— start of Data extract —
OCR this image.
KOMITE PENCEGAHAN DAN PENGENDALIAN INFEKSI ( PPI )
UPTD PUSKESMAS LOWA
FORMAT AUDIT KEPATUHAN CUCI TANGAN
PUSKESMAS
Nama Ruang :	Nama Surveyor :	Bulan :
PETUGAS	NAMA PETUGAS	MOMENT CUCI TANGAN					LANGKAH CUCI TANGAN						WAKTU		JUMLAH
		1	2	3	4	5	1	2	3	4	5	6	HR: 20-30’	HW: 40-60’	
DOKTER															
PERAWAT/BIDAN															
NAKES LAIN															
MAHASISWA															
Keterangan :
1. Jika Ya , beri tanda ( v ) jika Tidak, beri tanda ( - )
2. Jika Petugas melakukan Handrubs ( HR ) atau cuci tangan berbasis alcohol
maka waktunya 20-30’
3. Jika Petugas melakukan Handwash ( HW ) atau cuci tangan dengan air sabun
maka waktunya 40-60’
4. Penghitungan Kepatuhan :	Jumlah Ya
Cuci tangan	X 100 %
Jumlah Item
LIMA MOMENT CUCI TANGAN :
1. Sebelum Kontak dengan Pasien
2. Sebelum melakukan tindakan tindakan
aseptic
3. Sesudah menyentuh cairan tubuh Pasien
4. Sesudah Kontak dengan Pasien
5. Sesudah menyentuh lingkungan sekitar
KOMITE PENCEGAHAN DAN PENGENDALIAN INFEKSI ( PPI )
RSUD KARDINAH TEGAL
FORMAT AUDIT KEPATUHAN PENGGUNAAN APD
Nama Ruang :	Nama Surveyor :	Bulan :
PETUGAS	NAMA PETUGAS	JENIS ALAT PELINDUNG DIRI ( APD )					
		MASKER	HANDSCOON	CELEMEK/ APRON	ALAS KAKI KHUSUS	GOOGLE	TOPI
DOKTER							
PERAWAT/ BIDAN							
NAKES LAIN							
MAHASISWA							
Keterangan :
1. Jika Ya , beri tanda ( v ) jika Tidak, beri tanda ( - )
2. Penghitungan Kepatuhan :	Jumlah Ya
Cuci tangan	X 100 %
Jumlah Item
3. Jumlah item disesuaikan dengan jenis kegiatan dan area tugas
— end of Data extract —
→ **Prompt**
Give the number of lines in the entries that hold the word "maka", and nothing else.

→ **Task solution**
2